* [Problem description]: Copy word for word the lines of the listing below, starting at the line that contains "size-box-250x200: [724, 347, 773, 363]" and ending at the line that contains "x-tick-label-gpm: 300: [458, 621, 476, 633]", with both of those lines included.

Records:
------------------------------------------------
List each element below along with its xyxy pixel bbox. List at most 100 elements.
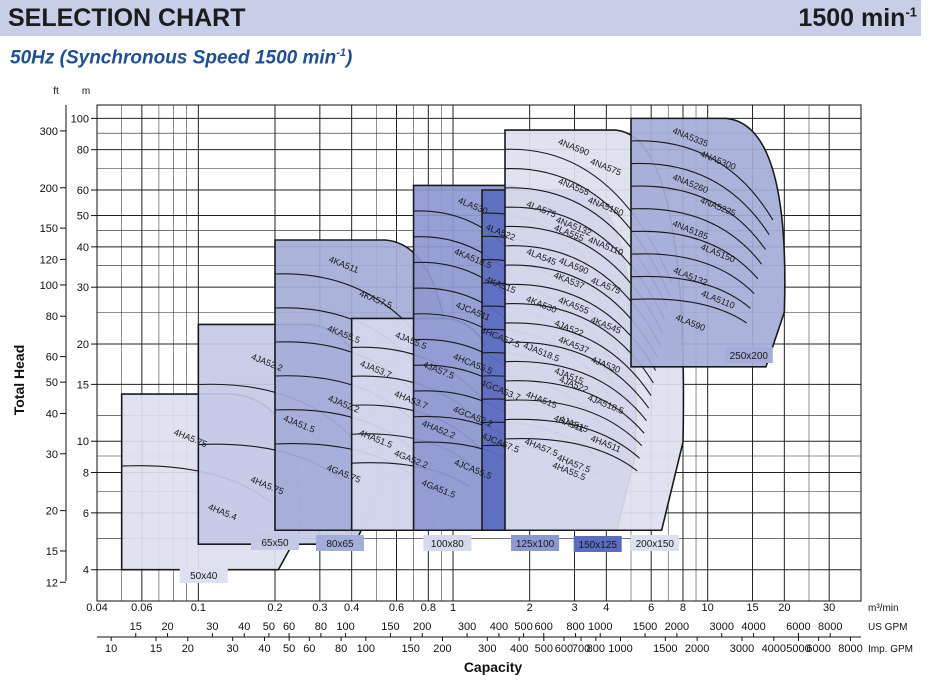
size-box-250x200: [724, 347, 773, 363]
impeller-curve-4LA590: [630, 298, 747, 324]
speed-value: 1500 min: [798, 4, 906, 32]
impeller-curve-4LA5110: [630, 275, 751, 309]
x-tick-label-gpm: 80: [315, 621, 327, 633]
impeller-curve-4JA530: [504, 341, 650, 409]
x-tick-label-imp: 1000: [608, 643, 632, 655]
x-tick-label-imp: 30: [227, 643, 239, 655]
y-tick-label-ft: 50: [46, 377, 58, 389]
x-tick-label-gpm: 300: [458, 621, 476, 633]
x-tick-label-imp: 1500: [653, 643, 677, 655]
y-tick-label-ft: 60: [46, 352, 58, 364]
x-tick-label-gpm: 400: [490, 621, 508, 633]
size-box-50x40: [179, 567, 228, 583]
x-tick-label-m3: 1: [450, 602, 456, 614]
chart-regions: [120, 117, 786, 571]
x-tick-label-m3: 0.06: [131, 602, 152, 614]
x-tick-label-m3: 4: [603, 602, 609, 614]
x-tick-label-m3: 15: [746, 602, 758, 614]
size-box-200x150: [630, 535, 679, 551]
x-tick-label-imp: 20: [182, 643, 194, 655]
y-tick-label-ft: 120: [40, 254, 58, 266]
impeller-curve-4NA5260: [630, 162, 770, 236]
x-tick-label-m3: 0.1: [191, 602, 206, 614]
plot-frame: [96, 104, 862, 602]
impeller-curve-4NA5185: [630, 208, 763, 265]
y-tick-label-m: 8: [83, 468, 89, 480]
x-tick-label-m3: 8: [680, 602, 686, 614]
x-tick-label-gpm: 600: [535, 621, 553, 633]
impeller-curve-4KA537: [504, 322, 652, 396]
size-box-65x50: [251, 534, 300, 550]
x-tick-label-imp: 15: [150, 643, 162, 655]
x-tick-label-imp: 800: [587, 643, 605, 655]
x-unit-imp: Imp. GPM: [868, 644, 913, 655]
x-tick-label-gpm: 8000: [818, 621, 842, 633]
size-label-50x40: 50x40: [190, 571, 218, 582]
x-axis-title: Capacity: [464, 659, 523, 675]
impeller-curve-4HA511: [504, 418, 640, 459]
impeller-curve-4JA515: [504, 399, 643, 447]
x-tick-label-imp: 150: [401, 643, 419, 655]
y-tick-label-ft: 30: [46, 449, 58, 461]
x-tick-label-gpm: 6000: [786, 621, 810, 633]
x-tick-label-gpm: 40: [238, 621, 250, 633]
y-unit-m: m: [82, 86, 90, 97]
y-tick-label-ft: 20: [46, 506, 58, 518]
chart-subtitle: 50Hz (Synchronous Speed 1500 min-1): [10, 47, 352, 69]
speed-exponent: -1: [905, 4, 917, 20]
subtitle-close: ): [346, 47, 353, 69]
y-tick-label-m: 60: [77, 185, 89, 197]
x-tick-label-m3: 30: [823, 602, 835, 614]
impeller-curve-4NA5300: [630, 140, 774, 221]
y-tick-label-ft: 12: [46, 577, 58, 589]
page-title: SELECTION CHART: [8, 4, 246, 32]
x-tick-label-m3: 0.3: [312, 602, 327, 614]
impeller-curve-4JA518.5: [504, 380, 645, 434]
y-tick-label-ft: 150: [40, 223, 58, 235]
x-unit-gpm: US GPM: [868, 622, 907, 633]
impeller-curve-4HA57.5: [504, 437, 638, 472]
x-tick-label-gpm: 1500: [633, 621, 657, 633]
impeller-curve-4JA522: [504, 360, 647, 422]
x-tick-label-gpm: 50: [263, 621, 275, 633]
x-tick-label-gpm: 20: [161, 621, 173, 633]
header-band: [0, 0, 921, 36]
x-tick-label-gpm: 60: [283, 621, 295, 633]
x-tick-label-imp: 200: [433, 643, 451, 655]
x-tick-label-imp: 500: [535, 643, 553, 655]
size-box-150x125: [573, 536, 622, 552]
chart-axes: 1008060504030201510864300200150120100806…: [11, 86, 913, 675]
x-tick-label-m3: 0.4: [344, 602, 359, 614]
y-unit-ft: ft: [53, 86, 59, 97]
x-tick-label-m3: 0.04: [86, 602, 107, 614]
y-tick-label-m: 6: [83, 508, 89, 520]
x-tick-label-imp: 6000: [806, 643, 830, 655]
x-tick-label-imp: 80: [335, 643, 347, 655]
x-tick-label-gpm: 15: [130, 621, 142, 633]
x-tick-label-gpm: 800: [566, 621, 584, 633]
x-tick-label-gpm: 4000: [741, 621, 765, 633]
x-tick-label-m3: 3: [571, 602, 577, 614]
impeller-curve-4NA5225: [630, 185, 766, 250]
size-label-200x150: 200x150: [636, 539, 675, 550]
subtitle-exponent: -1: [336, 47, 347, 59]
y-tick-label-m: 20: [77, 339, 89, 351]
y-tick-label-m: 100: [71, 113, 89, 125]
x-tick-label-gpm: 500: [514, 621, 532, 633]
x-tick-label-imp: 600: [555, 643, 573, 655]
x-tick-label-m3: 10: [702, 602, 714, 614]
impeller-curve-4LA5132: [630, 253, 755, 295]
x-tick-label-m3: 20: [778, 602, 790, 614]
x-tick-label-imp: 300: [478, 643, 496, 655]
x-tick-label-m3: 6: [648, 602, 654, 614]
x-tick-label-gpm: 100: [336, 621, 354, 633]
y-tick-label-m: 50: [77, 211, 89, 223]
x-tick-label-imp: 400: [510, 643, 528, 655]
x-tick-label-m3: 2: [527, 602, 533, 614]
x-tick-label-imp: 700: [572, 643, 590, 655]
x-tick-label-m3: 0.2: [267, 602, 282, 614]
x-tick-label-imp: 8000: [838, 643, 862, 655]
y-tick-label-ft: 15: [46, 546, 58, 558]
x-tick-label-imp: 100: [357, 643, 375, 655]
------------------------------------------------
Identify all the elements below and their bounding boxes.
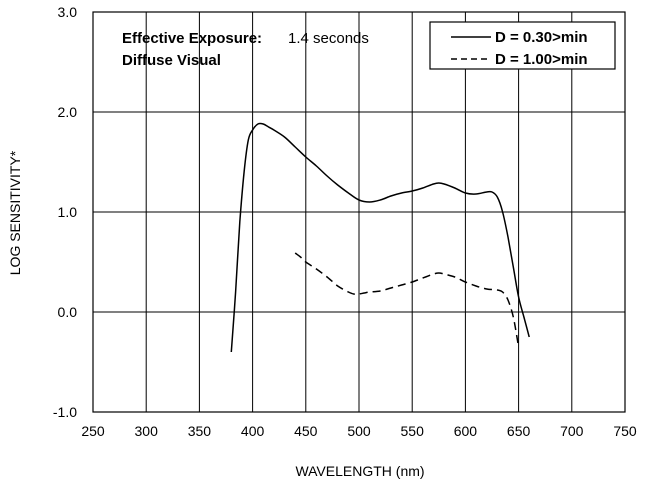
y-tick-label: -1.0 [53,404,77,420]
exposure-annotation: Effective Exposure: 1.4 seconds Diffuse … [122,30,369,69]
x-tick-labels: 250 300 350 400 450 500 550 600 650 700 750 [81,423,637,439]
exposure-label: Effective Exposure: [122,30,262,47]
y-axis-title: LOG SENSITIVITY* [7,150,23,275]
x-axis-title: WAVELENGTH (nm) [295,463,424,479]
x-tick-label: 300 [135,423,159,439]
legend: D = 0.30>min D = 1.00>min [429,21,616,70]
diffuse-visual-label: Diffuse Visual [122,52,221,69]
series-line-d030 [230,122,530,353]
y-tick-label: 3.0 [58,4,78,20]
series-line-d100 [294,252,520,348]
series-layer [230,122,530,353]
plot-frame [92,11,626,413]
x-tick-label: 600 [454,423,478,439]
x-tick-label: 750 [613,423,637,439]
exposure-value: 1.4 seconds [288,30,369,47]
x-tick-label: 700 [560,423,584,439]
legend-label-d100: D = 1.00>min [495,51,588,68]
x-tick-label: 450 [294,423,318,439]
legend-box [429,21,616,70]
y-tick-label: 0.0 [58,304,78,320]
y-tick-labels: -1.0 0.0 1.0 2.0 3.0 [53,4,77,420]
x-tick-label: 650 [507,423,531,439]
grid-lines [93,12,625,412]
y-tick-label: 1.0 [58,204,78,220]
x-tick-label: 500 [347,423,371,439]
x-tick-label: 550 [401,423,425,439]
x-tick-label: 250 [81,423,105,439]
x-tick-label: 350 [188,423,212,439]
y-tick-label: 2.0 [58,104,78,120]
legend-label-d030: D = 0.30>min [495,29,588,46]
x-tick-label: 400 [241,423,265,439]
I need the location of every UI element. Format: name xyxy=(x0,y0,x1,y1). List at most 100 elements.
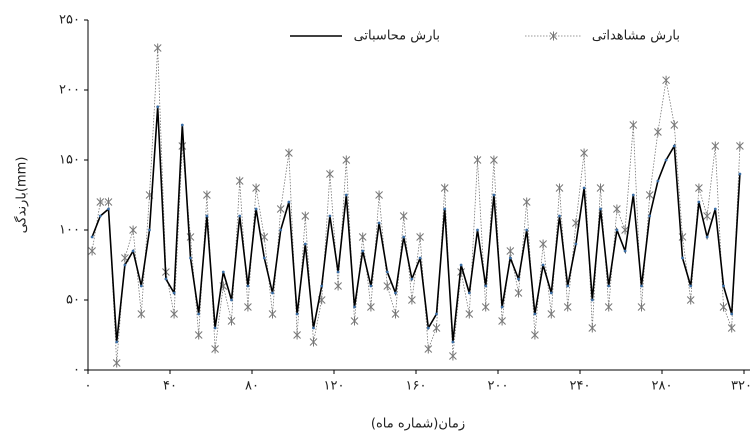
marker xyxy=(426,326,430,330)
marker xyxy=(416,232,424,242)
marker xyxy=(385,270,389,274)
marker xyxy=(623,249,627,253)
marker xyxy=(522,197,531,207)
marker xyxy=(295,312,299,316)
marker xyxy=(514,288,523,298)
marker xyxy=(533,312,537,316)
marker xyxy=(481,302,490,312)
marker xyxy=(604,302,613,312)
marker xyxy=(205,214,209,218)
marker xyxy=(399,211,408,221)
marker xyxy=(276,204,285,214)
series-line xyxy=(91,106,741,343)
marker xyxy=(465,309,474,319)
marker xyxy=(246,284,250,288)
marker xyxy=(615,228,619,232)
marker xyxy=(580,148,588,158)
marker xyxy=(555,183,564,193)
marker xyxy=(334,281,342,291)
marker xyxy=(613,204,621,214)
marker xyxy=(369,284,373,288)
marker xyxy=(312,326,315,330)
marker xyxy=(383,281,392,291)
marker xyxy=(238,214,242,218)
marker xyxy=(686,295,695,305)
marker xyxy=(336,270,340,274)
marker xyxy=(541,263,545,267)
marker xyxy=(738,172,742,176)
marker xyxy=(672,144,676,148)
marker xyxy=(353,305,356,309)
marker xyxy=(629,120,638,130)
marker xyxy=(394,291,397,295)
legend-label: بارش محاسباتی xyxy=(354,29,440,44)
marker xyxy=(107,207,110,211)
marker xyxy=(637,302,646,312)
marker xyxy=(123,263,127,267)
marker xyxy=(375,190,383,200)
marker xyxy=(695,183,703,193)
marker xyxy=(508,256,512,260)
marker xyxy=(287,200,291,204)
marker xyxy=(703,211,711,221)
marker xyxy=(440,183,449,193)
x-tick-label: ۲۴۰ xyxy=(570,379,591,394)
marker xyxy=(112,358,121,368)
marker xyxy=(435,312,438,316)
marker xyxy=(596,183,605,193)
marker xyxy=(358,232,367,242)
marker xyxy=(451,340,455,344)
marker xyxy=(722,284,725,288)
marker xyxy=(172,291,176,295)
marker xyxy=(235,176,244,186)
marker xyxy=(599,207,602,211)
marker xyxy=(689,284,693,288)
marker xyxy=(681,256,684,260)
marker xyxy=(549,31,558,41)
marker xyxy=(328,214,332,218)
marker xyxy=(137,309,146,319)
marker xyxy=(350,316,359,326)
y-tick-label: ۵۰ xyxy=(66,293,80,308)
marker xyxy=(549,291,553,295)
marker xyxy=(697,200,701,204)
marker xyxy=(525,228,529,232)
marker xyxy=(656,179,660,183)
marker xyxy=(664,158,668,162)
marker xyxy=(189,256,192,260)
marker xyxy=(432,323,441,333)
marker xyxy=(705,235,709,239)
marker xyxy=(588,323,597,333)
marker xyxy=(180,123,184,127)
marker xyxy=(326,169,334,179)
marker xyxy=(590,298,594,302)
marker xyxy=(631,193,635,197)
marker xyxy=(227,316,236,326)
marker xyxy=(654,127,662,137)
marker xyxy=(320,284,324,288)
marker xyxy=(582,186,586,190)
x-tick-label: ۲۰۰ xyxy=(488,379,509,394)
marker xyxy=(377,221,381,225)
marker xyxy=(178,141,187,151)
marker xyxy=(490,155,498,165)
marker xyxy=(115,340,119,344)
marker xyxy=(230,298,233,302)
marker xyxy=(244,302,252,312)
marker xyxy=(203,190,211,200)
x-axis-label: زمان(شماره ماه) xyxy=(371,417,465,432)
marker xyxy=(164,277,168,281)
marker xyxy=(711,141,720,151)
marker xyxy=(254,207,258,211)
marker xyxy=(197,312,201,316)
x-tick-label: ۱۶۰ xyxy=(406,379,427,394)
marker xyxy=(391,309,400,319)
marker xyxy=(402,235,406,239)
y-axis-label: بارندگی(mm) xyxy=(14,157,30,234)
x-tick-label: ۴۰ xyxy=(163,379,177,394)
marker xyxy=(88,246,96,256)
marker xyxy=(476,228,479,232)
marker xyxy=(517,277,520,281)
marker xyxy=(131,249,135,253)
------------------------------------------------
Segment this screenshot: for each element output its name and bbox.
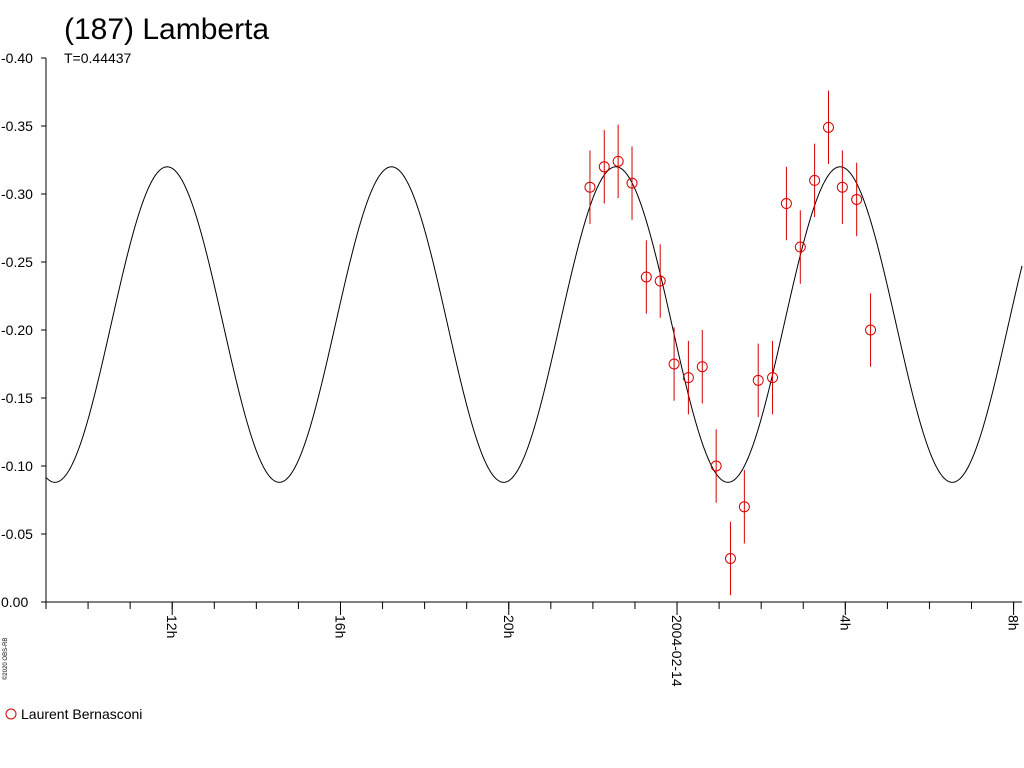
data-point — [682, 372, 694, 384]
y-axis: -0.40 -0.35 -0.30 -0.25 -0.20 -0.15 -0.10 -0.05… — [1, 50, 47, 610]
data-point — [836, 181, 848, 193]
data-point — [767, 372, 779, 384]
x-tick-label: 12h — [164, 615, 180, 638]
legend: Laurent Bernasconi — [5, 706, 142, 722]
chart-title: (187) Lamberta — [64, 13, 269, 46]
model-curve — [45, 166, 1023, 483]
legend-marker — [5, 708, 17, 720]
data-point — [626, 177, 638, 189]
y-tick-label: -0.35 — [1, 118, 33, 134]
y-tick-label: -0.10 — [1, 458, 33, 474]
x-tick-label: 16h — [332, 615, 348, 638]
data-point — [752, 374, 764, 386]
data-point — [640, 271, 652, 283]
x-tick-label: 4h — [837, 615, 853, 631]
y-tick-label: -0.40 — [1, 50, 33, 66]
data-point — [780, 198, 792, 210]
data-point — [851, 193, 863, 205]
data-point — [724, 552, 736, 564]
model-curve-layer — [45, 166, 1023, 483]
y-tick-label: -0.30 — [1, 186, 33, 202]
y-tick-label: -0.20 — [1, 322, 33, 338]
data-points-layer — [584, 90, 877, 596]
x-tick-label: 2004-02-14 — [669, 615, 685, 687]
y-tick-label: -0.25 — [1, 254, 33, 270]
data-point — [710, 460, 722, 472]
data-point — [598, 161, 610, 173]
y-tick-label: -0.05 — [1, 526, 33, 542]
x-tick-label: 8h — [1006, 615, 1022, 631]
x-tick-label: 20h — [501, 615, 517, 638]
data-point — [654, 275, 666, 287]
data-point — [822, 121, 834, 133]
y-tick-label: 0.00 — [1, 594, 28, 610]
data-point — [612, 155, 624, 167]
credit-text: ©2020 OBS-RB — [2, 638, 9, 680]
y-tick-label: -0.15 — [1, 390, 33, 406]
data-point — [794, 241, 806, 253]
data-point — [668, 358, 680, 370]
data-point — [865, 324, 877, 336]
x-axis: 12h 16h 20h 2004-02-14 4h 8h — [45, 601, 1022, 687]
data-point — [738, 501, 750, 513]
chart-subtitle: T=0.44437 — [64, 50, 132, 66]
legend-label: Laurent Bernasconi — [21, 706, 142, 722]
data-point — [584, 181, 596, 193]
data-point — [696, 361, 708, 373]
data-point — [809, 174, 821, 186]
------------------------------------------------
* [Response below]:
size-box-250x200: [724, 347, 773, 363]
impeller-curve-4LA590: [630, 298, 747, 324]
speed-value: 1500 min: [798, 4, 906, 32]
impeller-curve-4LA5110: [630, 275, 751, 309]
x-tick-label-gpm: 80: [315, 621, 327, 633]
impeller-curve-4JA530: [504, 341, 650, 409]
x-tick-label-imp: 1000: [608, 643, 632, 655]
x-tick-label-imp: 30: [227, 643, 239, 655]
y-tick-label-ft: 50: [46, 377, 58, 389]
x-tick-label-gpm: 300: [458, 621, 476, 633]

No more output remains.